• GIVEN REQUEST
Copy every entry precisely.

• RECORDS FOR PROCESSING

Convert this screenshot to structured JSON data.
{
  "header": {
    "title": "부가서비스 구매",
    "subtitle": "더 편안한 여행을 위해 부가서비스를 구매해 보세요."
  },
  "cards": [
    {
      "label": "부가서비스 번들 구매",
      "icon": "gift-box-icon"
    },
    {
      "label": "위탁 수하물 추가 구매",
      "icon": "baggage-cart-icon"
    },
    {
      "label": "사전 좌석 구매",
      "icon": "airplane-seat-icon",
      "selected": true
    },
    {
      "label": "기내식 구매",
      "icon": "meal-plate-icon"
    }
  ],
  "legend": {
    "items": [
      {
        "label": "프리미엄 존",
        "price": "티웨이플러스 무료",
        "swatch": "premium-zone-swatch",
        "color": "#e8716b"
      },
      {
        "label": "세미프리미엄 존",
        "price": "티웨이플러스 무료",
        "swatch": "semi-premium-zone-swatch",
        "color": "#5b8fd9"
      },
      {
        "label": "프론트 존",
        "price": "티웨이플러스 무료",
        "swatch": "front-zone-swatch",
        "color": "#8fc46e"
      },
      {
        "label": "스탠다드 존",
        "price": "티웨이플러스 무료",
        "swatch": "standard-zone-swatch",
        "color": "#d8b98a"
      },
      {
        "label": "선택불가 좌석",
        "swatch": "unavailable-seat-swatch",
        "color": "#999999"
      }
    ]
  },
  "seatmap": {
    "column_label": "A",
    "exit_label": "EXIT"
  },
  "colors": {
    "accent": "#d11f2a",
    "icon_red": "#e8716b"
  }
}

• WRITTEN RESPONSE
Convert this screenshot to structured JSON data.
{
  "header": {
    "title": "부가서비스 구매",
    "subtitle": "더 편안한 여행을 위해 부가서비스를 구매해 보세요."
  },
  "cards": [
    {
      "label": "부가서비스 번들 구매",
      "icon": "gift-box-icon"
    },
    {
      "label": "위탁 수하물 추가 구매",
      "icon": "baggage-cart-icon"
    },
    {
      "label": "사전 좌석 구매",
      "icon": "airplane-seat-icon",
      "selected": true
    },
    {
      "label": "기내식 구매",
      "icon": "meal-plate-icon"
    }
  ],
  "legend": {
    "items": [
      {
        "label": "프리미엄 존",
        "price": "티웨이플러스 무료",
        "swatch": "premium-zone-swatch",
        "color": "#e8716b"
      },
      {
        "label": "세미프리미엄 존",
        "price": "티웨이플러스 무료",
        "swatch": "semi-premium-zone-swatch",
        "color": "#5b8fd9"
      },
      {
        "label": "프론트 존",
        "price": "티웨이플러스 무료",
        "swatch": "front-zone-swatch",
        "color": "#8fc46e"
      },
      {
        "label": "스탠다드 존",
        "price": "티웨이플러스 무료",
        "swatch": "standard-zone-swatch",
        "color": "#d8b98a"
      },
      {
        "label": "선택불가 좌석",
        "swatch": "unavailable-seat-swatch",
        "color": "#999999"
      }
    ]
  },
  "seatmap": {
    "column_label": "A",
    "exit_label": "EXIT"
  },
  "colors": {
    "accent": "#d11f2a",
    "icon_red": "#e8716b"
  }
}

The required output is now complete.